**AIM OF THE TASK**
Copy every one of the rows below word for word, leaving each line unchanged.

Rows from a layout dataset
-- -- --

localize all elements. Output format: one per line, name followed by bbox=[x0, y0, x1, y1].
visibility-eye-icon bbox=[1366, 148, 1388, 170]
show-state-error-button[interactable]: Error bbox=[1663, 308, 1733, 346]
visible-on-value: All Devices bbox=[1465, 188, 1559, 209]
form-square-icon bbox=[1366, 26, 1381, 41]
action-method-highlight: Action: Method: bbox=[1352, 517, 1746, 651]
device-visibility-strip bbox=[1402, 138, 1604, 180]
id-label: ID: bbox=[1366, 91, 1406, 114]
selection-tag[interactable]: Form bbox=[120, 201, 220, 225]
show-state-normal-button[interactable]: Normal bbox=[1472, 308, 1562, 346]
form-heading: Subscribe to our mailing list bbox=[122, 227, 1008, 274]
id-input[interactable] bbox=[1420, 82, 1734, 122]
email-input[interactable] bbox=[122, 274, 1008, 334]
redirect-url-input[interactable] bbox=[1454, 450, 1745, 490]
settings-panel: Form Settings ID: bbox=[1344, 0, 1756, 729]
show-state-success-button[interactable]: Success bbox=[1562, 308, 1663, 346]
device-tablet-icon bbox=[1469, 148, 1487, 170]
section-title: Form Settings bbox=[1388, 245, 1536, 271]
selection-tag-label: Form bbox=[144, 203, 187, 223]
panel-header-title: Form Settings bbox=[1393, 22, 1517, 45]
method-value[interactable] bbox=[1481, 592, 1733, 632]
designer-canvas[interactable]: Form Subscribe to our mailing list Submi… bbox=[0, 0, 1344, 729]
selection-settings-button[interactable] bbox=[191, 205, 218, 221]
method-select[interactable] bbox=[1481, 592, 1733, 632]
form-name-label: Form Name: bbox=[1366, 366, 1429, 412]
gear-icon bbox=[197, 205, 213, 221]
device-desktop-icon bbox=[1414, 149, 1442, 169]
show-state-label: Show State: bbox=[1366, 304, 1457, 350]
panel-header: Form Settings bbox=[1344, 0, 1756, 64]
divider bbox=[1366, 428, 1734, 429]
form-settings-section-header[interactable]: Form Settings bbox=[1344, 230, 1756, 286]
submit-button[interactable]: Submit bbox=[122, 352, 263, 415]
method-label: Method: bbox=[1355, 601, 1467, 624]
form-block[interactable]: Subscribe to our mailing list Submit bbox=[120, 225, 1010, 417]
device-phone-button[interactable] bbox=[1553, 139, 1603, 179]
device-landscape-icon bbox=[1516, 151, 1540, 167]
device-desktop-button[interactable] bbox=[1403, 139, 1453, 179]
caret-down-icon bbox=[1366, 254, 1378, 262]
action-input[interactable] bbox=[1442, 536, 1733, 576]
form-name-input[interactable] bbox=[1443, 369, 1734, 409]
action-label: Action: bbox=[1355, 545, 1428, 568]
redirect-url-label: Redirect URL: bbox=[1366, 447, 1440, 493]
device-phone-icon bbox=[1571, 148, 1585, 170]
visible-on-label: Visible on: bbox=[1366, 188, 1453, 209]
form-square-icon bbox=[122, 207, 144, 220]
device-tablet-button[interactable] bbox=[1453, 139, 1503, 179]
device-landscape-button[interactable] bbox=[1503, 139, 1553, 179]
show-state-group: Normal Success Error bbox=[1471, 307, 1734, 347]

-- -- --

**ANSWER TO THE EXERCISE**
localize all elements. Output format: one per line, name followed by bbox=[x0, y0, x1, y1].
visibility-eye-icon bbox=[1366, 148, 1388, 170]
show-state-error-button[interactable]: Error bbox=[1663, 308, 1733, 346]
visible-on-value: All Devices bbox=[1465, 188, 1559, 209]
form-square-icon bbox=[1366, 26, 1381, 41]
action-method-highlight: Action: Method: bbox=[1352, 517, 1746, 651]
device-visibility-strip bbox=[1402, 138, 1604, 180]
id-label: ID: bbox=[1366, 91, 1406, 114]
selection-tag[interactable]: Form bbox=[120, 201, 220, 225]
show-state-normal-button[interactable]: Normal bbox=[1472, 308, 1562, 346]
form-heading: Subscribe to our mailing list bbox=[122, 227, 1008, 274]
id-input[interactable] bbox=[1420, 82, 1734, 122]
email-input[interactable] bbox=[122, 274, 1008, 334]
redirect-url-input[interactable] bbox=[1454, 450, 1745, 490]
settings-panel: Form Settings ID: bbox=[1344, 0, 1756, 729]
show-state-success-button[interactable]: Success bbox=[1562, 308, 1663, 346]
device-tablet-icon bbox=[1469, 148, 1487, 170]
section-title: Form Settings bbox=[1388, 245, 1536, 271]
selection-tag-label: Form bbox=[144, 203, 187, 223]
panel-header-title: Form Settings bbox=[1393, 22, 1517, 45]
method-value[interactable] bbox=[1481, 592, 1733, 632]
designer-canvas[interactable]: Form Subscribe to our mailing list Submi… bbox=[0, 0, 1344, 729]
selection-settings-button[interactable] bbox=[191, 205, 218, 221]
method-select[interactable] bbox=[1481, 592, 1733, 632]
form-name-label: Form Name: bbox=[1366, 366, 1429, 412]
gear-icon bbox=[197, 205, 213, 221]
device-desktop-icon bbox=[1414, 149, 1442, 169]
show-state-label: Show State: bbox=[1366, 304, 1457, 350]
panel-header: Form Settings bbox=[1344, 0, 1756, 64]
divider bbox=[1366, 428, 1734, 429]
form-settings-section-header[interactable]: Form Settings bbox=[1344, 230, 1756, 286]
submit-button[interactable]: Submit bbox=[122, 352, 263, 415]
method-label: Method: bbox=[1355, 601, 1467, 624]
form-block[interactable]: Subscribe to our mailing list Submit bbox=[120, 225, 1010, 417]
device-phone-button[interactable] bbox=[1553, 139, 1603, 179]
device-landscape-icon bbox=[1516, 151, 1540, 167]
device-desktop-button[interactable] bbox=[1403, 139, 1453, 179]
caret-down-icon bbox=[1366, 254, 1378, 262]
action-input[interactable] bbox=[1442, 536, 1733, 576]
form-name-input[interactable] bbox=[1443, 369, 1734, 409]
action-label: Action: bbox=[1355, 545, 1428, 568]
redirect-url-label: Redirect URL: bbox=[1366, 447, 1440, 493]
device-phone-icon bbox=[1571, 148, 1585, 170]
visible-on-label: Visible on: bbox=[1366, 188, 1453, 209]
form-square-icon bbox=[122, 207, 144, 220]
device-tablet-button[interactable] bbox=[1453, 139, 1503, 179]
device-landscape-button[interactable] bbox=[1503, 139, 1553, 179]
show-state-group: Normal Success Error bbox=[1471, 307, 1734, 347]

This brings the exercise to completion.